*** Extracted entries ***

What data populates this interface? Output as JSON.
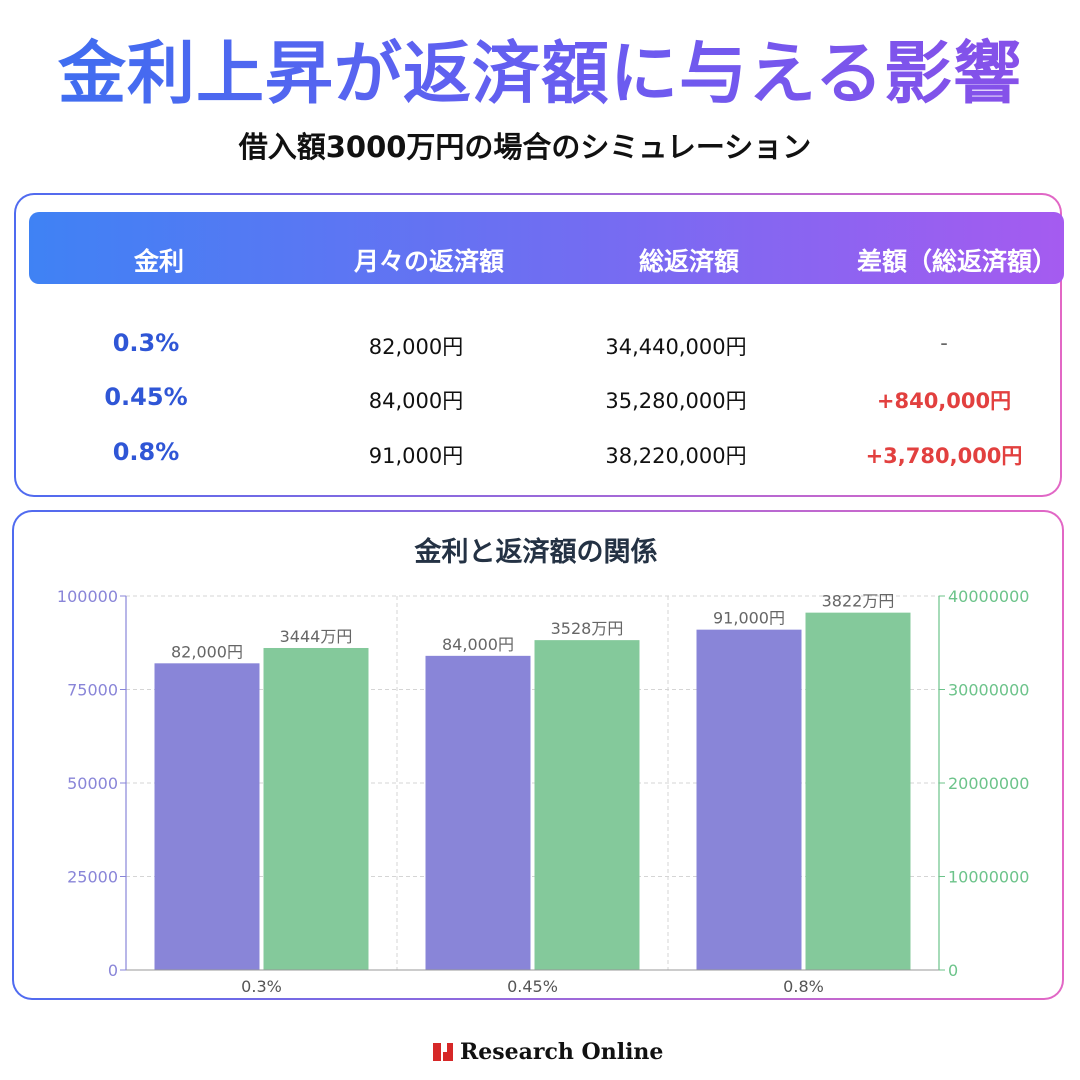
{
  "title": "金利上昇が返済額に与える影響",
  "subtitle": "借入額3000万円の場合のシミュレーション",
  "table": {
    "headers": [
      "金利",
      "月々の返済額",
      "総返済額",
      "差額（総返済額）"
    ],
    "rows": [
      {
        "rate": "0.3%",
        "monthly": "82,000円",
        "total": "34,440,000円",
        "diff": "-"
      },
      {
        "rate": "0.45%",
        "monthly": "84,000円",
        "total": "35,280,000円",
        "diff": "+840,000円"
      },
      {
        "rate": "0.8%",
        "monthly": "91,000円",
        "total": "38,220,000円",
        "diff": "+3,780,000円"
      }
    ]
  },
  "chart_data": {
    "type": "bar",
    "title": "金利と返済額の関係",
    "categories": [
      "0.3%",
      "0.45%",
      "0.8%"
    ],
    "series": [
      {
        "values": [
          82000,
          84000,
          91000
        ],
        "labels": [
          "82,000円",
          "84,000円",
          "91,000円"
        ],
        "color": "#8985d8",
        "axis": "left"
      },
      {
        "values": [
          34440000,
          35280000,
          38220000
        ],
        "labels": [
          "3444万円",
          "3528万円",
          "3822万円"
        ],
        "color": "#84c99b",
        "axis": "right"
      }
    ],
    "y_left": {
      "min": 0,
      "max": 100000,
      "ticks": [
        "0",
        "25000",
        "50000",
        "75000",
        "100000"
      ],
      "color": "#8985d8"
    },
    "y_right": {
      "min": 0,
      "max": 40000000,
      "ticks": [
        "0",
        "10000000",
        "20000000",
        "30000000",
        "40000000"
      ],
      "color": "#6cc38a"
    },
    "grid": true
  },
  "footer": {
    "brand": "Research Online",
    "logo_color": "#d62828"
  }
}
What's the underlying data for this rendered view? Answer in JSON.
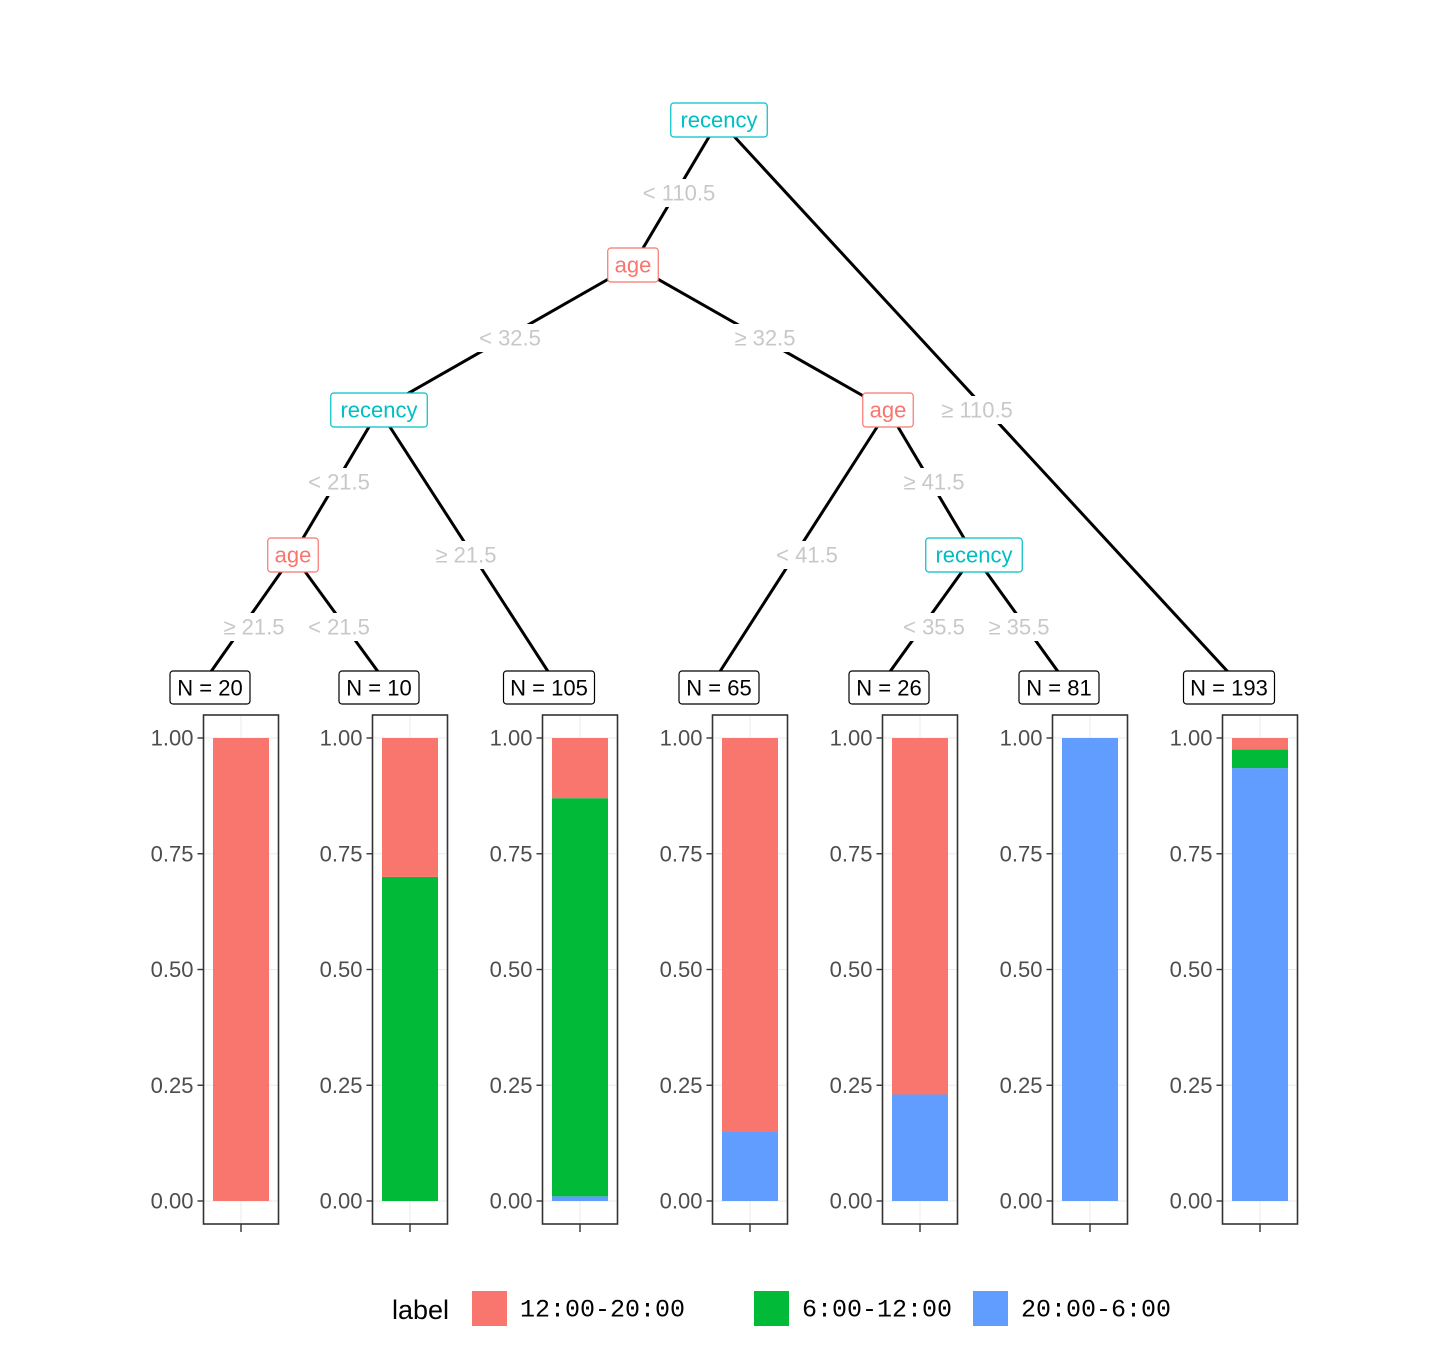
{
  "colors": {
    "class_1": "#F8766D",
    "class_2": "#00BA38",
    "class_3": "#619CFF",
    "recency_node": "#00BFC4",
    "age_node": "#F8766D",
    "edge": "#000000",
    "edge_label": "#C8C8C8"
  },
  "tree": {
    "nodes": [
      {
        "id": "n1",
        "label": "recency",
        "var": "recency"
      },
      {
        "id": "n2",
        "label": "age",
        "var": "age"
      },
      {
        "id": "n3",
        "label": "recency",
        "var": "recency"
      },
      {
        "id": "n4",
        "label": "age",
        "var": "age"
      },
      {
        "id": "n5",
        "label": "age",
        "var": "age"
      },
      {
        "id": "n6",
        "label": "recency",
        "var": "recency"
      }
    ],
    "edges": [
      {
        "from": "n1",
        "to": "n2",
        "label": "< 110.5"
      },
      {
        "from": "n1",
        "to": "L7",
        "label": "≥ 110.5"
      },
      {
        "from": "n2",
        "to": "n3",
        "label": "< 32.5"
      },
      {
        "from": "n2",
        "to": "n5",
        "label": "≥ 32.5"
      },
      {
        "from": "n3",
        "to": "n4",
        "label": "< 21.5"
      },
      {
        "from": "n3",
        "to": "L3",
        "label": "≥ 21.5"
      },
      {
        "from": "n4",
        "to": "L1",
        "label": "≥ 21.5"
      },
      {
        "from": "n4",
        "to": "L2",
        "label": "< 21.5"
      },
      {
        "from": "n5",
        "to": "L4",
        "label": "< 41.5"
      },
      {
        "from": "n5",
        "to": "n6",
        "label": "≥ 41.5"
      },
      {
        "from": "n6",
        "to": "L5",
        "label": "< 35.5"
      },
      {
        "from": "n6",
        "to": "L6",
        "label": "≥ 35.5"
      }
    ]
  },
  "legend": {
    "title": "label",
    "items": [
      {
        "label": "12:00-20:00",
        "color": "#F8766D"
      },
      {
        "label": "6:00-12:00",
        "color": "#00BA38"
      },
      {
        "label": "20:00-6:00",
        "color": "#619CFF"
      }
    ]
  },
  "chart_data": {
    "type": "bar",
    "stacked": true,
    "categories": [
      "N = 20",
      "N = 10",
      "N = 105",
      "N = 65",
      "N = 26",
      "N = 81",
      "N = 193"
    ],
    "series": [
      {
        "name": "12:00-20:00",
        "values": [
          1.0,
          0.3,
          0.13,
          0.85,
          0.77,
          0.0,
          0.025
        ]
      },
      {
        "name": "6:00-12:00",
        "values": [
          0.0,
          0.7,
          0.86,
          0.0,
          0.0,
          0.0,
          0.04
        ]
      },
      {
        "name": "20:00-6:00",
        "values": [
          0.0,
          0.0,
          0.01,
          0.15,
          0.23,
          1.0,
          0.935
        ]
      }
    ],
    "ylim": [
      0,
      1
    ],
    "yticks": [
      "0.00",
      "0.25",
      "0.50",
      "0.75",
      "1.00"
    ],
    "grid": true,
    "legend_position": "bottom"
  }
}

***

- **Directions**: Except for the pictures, copy the material above exactly.

- **Worked answer**:
What data populates this interface? Output as JSON.
{
  "title": "金利上昇が返済額に与える影響",
  "subtitle": "借入額3000万円の場合のシミュレーション",
  "table": {
    "headers": [
      "金利",
      "月々の返済額",
      "総返済額",
      "差額（総返済額）"
    ],
    "rows": [
      {
        "rate": "0.3%",
        "monthly": "82,000円",
        "total": "34,440,000円",
        "diff": "-"
      },
      {
        "rate": "0.45%",
        "monthly": "84,000円",
        "total": "35,280,000円",
        "diff": "+840,000円"
      },
      {
        "rate": "0.8%",
        "monthly": "91,000円",
        "total": "38,220,000円",
        "diff": "+3,780,000円"
      }
    ]
  },
  "chart_data": {
    "type": "bar",
    "title": "金利と返済額の関係",
    "categories": [
      "0.3%",
      "0.45%",
      "0.8%"
    ],
    "series": [
      {
        "values": [
          82000,
          84000,
          91000
        ],
        "labels": [
          "82,000円",
          "84,000円",
          "91,000円"
        ],
        "color": "#8985d8",
        "axis": "left"
      },
      {
        "values": [
          34440000,
          35280000,
          38220000
        ],
        "labels": [
          "3444万円",
          "3528万円",
          "3822万円"
        ],
        "color": "#84c99b",
        "axis": "right"
      }
    ],
    "y_left": {
      "min": 0,
      "max": 100000,
      "ticks": [
        "0",
        "25000",
        "50000",
        "75000",
        "100000"
      ],
      "color": "#8985d8"
    },
    "y_right": {
      "min": 0,
      "max": 40000000,
      "ticks": [
        "0",
        "10000000",
        "20000000",
        "30000000",
        "40000000"
      ],
      "color": "#6cc38a"
    },
    "grid": true
  },
  "footer": {
    "brand": "Research Online",
    "logo_color": "#d62828"
  }
}
What's the underlying data for this rendered view? Answer in JSON.
{
  "colors": {
    "class_1": "#F8766D",
    "class_2": "#00BA38",
    "class_3": "#619CFF",
    "recency_node": "#00BFC4",
    "age_node": "#F8766D",
    "edge": "#000000",
    "edge_label": "#C8C8C8"
  },
  "tree": {
    "nodes": [
      {
        "id": "n1",
        "label": "recency",
        "var": "recency"
      },
      {
        "id": "n2",
        "label": "age",
        "var": "age"
      },
      {
        "id": "n3",
        "label": "recency",
        "var": "recency"
      },
      {
        "id": "n4",
        "label": "age",
        "var": "age"
      },
      {
        "id": "n5",
        "label": "age",
        "var": "age"
      },
      {
        "id": "n6",
        "label": "recency",
        "var": "recency"
      }
    ],
    "edges": [
      {
        "from": "n1",
        "to": "n2",
        "label": "< 110.5"
      },
      {
        "from": "n1",
        "to": "L7",
        "label": "≥ 110.5"
      },
      {
        "from": "n2",
        "to": "n3",
        "label": "< 32.5"
      },
      {
        "from": "n2",
        "to": "n5",
        "label": "≥ 32.5"
      },
      {
        "from": "n3",
        "to": "n4",
        "label": "< 21.5"
      },
      {
        "from": "n3",
        "to": "L3",
        "label": "≥ 21.5"
      },
      {
        "from": "n4",
        "to": "L1",
        "label": "≥ 21.5"
      },
      {
        "from": "n4",
        "to": "L2",
        "label": "< 21.5"
      },
      {
        "from": "n5",
        "to": "L4",
        "label": "< 41.5"
      },
      {
        "from": "n5",
        "to": "n6",
        "label": "≥ 41.5"
      },
      {
        "from": "n6",
        "to": "L5",
        "label": "< 35.5"
      },
      {
        "from": "n6",
        "to": "L6",
        "label": "≥ 35.5"
      }
    ]
  },
  "legend": {
    "title": "label",
    "items": [
      {
        "label": "12:00-20:00",
        "color": "#F8766D"
      },
      {
        "label": "6:00-12:00",
        "color": "#00BA38"
      },
      {
        "label": "20:00-6:00",
        "color": "#619CFF"
      }
    ]
  },
  "chart_data": {
    "type": "bar",
    "stacked": true,
    "categories": [
      "N = 20",
      "N = 10",
      "N = 105",
      "N = 65",
      "N = 26",
      "N = 81",
      "N = 193"
    ],
    "series": [
      {
        "name": "12:00-20:00",
        "values": [
          1.0,
          0.3,
          0.13,
          0.85,
          0.77,
          0.0,
          0.025
        ]
      },
      {
        "name": "6:00-12:00",
        "values": [
          0.0,
          0.7,
          0.86,
          0.0,
          0.0,
          0.0,
          0.04
        ]
      },
      {
        "name": "20:00-6:00",
        "values": [
          0.0,
          0.0,
          0.01,
          0.15,
          0.23,
          1.0,
          0.935
        ]
      }
    ],
    "ylim": [
      0,
      1
    ],
    "yticks": [
      "0.00",
      "0.25",
      "0.50",
      "0.75",
      "1.00"
    ],
    "grid": true,
    "legend_position": "bottom"
  }
}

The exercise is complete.